GOAL OF THE EXERCISE:
Provide the records once more, identical to the original.

========================================

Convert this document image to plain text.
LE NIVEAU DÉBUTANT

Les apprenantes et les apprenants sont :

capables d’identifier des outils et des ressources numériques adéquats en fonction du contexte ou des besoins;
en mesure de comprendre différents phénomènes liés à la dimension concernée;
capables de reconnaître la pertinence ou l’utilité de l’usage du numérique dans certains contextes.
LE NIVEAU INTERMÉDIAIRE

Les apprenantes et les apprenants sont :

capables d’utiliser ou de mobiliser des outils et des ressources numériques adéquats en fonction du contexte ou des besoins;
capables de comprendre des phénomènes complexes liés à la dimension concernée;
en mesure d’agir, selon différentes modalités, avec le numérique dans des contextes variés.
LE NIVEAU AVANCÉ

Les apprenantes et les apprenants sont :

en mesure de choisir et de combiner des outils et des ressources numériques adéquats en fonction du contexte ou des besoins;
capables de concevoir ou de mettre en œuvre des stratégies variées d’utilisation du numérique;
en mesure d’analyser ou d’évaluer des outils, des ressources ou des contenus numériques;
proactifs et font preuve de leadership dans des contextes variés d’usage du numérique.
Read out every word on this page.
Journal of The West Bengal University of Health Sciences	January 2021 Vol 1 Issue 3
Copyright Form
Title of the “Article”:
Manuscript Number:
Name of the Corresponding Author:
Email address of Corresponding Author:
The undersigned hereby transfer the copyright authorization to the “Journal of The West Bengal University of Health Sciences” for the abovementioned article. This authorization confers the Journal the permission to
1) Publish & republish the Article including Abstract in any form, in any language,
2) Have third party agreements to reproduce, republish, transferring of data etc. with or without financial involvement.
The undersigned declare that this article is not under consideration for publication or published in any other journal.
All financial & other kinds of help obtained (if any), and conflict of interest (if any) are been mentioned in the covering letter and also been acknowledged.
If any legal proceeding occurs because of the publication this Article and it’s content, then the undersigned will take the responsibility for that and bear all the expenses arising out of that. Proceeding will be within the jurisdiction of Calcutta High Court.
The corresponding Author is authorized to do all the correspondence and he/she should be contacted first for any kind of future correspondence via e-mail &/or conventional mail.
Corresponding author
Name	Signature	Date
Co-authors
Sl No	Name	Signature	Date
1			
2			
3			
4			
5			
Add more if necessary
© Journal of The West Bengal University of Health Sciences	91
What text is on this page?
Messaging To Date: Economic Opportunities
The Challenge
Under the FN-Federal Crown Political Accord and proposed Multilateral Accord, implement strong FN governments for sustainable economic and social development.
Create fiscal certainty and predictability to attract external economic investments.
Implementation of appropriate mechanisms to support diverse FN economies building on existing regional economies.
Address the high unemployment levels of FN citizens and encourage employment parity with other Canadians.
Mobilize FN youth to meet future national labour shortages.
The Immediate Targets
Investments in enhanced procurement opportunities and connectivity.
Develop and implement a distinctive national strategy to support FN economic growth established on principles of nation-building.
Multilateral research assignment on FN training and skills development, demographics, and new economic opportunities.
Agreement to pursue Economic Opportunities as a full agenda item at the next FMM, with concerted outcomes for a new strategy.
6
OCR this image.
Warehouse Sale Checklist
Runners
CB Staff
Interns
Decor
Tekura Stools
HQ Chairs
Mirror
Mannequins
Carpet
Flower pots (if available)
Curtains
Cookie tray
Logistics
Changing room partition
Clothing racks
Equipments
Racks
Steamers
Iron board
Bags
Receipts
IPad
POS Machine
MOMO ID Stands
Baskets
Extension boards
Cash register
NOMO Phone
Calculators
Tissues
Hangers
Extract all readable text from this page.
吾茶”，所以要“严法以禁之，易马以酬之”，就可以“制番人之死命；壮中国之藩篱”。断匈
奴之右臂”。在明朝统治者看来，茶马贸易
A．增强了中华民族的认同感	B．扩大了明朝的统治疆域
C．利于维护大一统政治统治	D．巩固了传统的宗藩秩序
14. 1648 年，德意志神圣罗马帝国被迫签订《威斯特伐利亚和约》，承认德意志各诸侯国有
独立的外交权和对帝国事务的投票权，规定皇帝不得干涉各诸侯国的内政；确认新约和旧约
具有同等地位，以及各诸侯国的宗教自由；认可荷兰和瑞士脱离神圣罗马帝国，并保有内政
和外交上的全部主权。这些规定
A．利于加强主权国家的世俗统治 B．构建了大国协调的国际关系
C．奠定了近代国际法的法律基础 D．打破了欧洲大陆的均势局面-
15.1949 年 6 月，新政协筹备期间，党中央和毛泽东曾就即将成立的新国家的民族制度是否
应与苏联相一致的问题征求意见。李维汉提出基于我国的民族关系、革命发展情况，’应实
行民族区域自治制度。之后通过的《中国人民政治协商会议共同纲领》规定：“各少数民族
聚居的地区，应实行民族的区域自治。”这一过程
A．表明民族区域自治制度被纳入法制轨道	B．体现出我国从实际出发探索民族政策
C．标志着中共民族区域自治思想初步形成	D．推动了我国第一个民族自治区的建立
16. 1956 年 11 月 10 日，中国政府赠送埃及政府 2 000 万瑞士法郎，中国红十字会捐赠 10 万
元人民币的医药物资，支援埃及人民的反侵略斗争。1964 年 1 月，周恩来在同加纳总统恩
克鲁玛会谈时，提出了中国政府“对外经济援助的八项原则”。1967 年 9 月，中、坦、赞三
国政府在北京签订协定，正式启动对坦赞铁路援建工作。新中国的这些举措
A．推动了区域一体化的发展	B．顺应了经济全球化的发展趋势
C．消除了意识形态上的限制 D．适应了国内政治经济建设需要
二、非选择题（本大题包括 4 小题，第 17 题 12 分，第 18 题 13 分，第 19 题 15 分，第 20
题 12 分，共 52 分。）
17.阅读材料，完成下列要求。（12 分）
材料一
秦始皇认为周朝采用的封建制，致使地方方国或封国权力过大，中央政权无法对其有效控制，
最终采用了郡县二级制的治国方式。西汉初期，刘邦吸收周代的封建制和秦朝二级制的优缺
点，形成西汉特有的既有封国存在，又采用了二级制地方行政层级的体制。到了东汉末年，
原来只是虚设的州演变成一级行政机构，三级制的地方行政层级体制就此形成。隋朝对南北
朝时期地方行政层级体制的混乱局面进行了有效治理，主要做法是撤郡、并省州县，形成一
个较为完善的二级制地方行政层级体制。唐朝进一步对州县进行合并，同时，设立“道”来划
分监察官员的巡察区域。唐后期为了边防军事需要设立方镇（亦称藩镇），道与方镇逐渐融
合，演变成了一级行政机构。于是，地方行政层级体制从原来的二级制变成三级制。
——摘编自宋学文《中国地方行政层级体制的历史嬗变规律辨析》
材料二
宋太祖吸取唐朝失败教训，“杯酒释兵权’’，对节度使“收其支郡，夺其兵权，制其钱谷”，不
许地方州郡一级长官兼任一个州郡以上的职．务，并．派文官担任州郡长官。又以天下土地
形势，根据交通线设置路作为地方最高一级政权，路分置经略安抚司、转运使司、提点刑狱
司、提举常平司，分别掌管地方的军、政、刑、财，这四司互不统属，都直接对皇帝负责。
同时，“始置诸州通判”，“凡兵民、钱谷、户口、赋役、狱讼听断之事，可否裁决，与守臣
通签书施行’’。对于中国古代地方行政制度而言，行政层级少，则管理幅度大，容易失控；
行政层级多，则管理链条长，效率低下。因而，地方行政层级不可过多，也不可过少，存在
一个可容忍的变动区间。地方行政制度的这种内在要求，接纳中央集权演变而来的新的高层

========================================

IN RESPONSE:
Convert this document image to plain text.
LE NIVEAU DÉBUTANT

Les apprenantes et les apprenants sont :

capables d’identifier des outils et des ressources numériques adéquats en fonction du contexte ou des besoins;
en mesure de comprendre différents phénomènes liés à la dimension concernée;
capables de reconnaître la pertinence ou l’utilité de l’usage du numérique dans certains contextes.
LE NIVEAU INTERMÉDIAIRE

Les apprenantes et les apprenants sont :

capables d’utiliser ou de mobiliser des outils et des ressources numériques adéquats en fonction du contexte ou des besoins;
capables de comprendre des phénomènes complexes liés à la dimension concernée;
en mesure d’agir, selon différentes modalités, avec le numérique dans des contextes variés.
LE NIVEAU AVANCÉ

Les apprenantes et les apprenants sont :

en mesure de choisir et de combiner des outils et des ressources numériques adéquats en fonction du contexte ou des besoins;
capables de concevoir ou de mettre en œuvre des stratégies variées d’utilisation du numérique;
en mesure d’analyser ou d’évaluer des outils, des ressources ou des contenus numériques;
proactifs et font preuve de leadership dans des contextes variés d’usage du numérique.
Read out every word on this page.
Journal of The West Bengal University of Health Sciences	January 2021 Vol 1 Issue 3
Copyright Form
Title of the “Article”:
Manuscript Number:
Name of the Corresponding Author:
Email address of Corresponding Author:
The undersigned hereby transfer the copyright authorization to the “Journal of The West Bengal University of Health Sciences” for the abovementioned article. This authorization confers the Journal the permission to
1) Publish & republish the Article including Abstract in any form, in any language,
2) Have third party agreements to reproduce, republish, transferring of data etc. with or without financial involvement.
The undersigned declare that this article is not under consideration for publication or published in any other journal.
All financial & other kinds of help obtained (if any), and conflict of interest (if any) are been mentioned in the covering letter and also been acknowledged.
If any legal proceeding occurs because of the publication this Article and it’s content, then the undersigned will take the responsibility for that and bear all the expenses arising out of that. Proceeding will be within the jurisdiction of Calcutta High Court.
The corresponding Author is authorized to do all the correspondence and he/she should be contacted first for any kind of future correspondence via e-mail &/or conventional mail.
Corresponding author
Name	Signature	Date
Co-authors
Sl No	Name	Signature	Date
1			
2			
3			
4			
5			
Add more if necessary
© Journal of The West Bengal University of Health Sciences	91
What text is on this page?
Messaging To Date: Economic Opportunities
The Challenge
Under the FN-Federal Crown Political Accord and proposed Multilateral Accord, implement strong FN governments for sustainable economic and social development.
Create fiscal certainty and predictability to attract external economic investments.
Implementation of appropriate mechanisms to support diverse FN economies building on existing regional economies.
Address the high unemployment levels of FN citizens and encourage employment parity with other Canadians.
Mobilize FN youth to meet future national labour shortages.
The Immediate Targets
Investments in enhanced procurement opportunities and connectivity.
Develop and implement a distinctive national strategy to support FN economic growth established on principles of nation-building.
Multilateral research assignment on FN training and skills development, demographics, and new economic opportunities.
Agreement to pursue Economic Opportunities as a full agenda item at the next FMM, with concerted outcomes for a new strategy.
6
OCR this image.
Warehouse Sale Checklist
Runners
CB Staff
Interns
Decor
Tekura Stools
HQ Chairs
Mirror
Mannequins
Carpet
Flower pots (if available)
Curtains
Cookie tray
Logistics
Changing room partition
Clothing racks
Equipments
Racks
Steamers
Iron board
Bags
Receipts
IPad
POS Machine
MOMO ID Stands
Baskets
Extension boards
Cash register
NOMO Phone
Calculators
Tissues
Hangers
Extract all readable text from this page.
吾茶”，所以要“严法以禁之，易马以酬之”，就可以“制番人之死命；壮中国之藩篱”。断匈
奴之右臂”。在明朝统治者看来，茶马贸易
A．增强了中华民族的认同感	B．扩大了明朝的统治疆域
C．利于维护大一统政治统治	D．巩固了传统的宗藩秩序
14. 1648 年，德意志神圣罗马帝国被迫签订《威斯特伐利亚和约》，承认德意志各诸侯国有
独立的外交权和对帝国事务的投票权，规定皇帝不得干涉各诸侯国的内政；确认新约和旧约
具有同等地位，以及各诸侯国的宗教自由；认可荷兰和瑞士脱离神圣罗马帝国，并保有内政
和外交上的全部主权。这些规定
A．利于加强主权国家的世俗统治 B．构建了大国协调的国际关系
C．奠定了近代国际法的法律基础 D．打破了欧洲大陆的均势局面-
15.1949 年 6 月，新政协筹备期间，党中央和毛泽东曾就即将成立的新国家的民族制度是否
应与苏联相一致的问题征求意见。李维汉提出基于我国的民族关系、革命发展情况，’应实
行民族区域自治制度。之后通过的《中国人民政治协商会议共同纲领》规定：“各少数民族
聚居的地区，应实行民族的区域自治。”这一过程
A．表明民族区域自治制度被纳入法制轨道	B．体现出我国从实际出发探索民族政策
C．标志着中共民族区域自治思想初步形成	D．推动了我国第一个民族自治区的建立
16. 1956 年 11 月 10 日，中国政府赠送埃及政府 2 000 万瑞士法郎，中国红十字会捐赠 10 万
元人民币的医药物资，支援埃及人民的反侵略斗争。1964 年 1 月，周恩来在同加纳总统恩
克鲁玛会谈时，提出了中国政府“对外经济援助的八项原则”。1967 年 9 月，中、坦、赞三
国政府在北京签订协定，正式启动对坦赞铁路援建工作。新中国的这些举措
A．推动了区域一体化的发展	B．顺应了经济全球化的发展趋势
C．消除了意识形态上的限制 D．适应了国内政治经济建设需要
二、非选择题（本大题包括 4 小题，第 17 题 12 分，第 18 题 13 分，第 19 题 15 分，第 20
题 12 分，共 52 分。）
17.阅读材料，完成下列要求。（12 分）
材料一
秦始皇认为周朝采用的封建制，致使地方方国或封国权力过大，中央政权无法对其有效控制，
最终采用了郡县二级制的治国方式。西汉初期，刘邦吸收周代的封建制和秦朝二级制的优缺
点，形成西汉特有的既有封国存在，又采用了二级制地方行政层级的体制。到了东汉末年，
原来只是虚设的州演变成一级行政机构，三级制的地方行政层级体制就此形成。隋朝对南北
朝时期地方行政层级体制的混乱局面进行了有效治理，主要做法是撤郡、并省州县，形成一
个较为完善的二级制地方行政层级体制。唐朝进一步对州县进行合并，同时，设立“道”来划
分监察官员的巡察区域。唐后期为了边防军事需要设立方镇（亦称藩镇），道与方镇逐渐融
合，演变成了一级行政机构。于是，地方行政层级体制从原来的二级制变成三级制。
——摘编自宋学文《中国地方行政层级体制的历史嬗变规律辨析》
材料二
宋太祖吸取唐朝失败教训，“杯酒释兵权’’，对节度使“收其支郡，夺其兵权，制其钱谷”，不
许地方州郡一级长官兼任一个州郡以上的职．务，并．派文官担任州郡长官。又以天下土地
形势，根据交通线设置路作为地方最高一级政权，路分置经略安抚司、转运使司、提点刑狱
司、提举常平司，分别掌管地方的军、政、刑、财，这四司互不统属，都直接对皇帝负责。
同时，“始置诸州通判”，“凡兵民、钱谷、户口、赋役、狱讼听断之事，可否裁决，与守臣
通签书施行’’。对于中国古代地方行政制度而言，行政层级少，则管理幅度大，容易失控；
行政层级多，则管理链条长，效率低下。因而，地方行政层级不可过多，也不可过少，存在
一个可容忍的变动区间。地方行政制度的这种内在要求，接纳中央集权演变而来的新的高层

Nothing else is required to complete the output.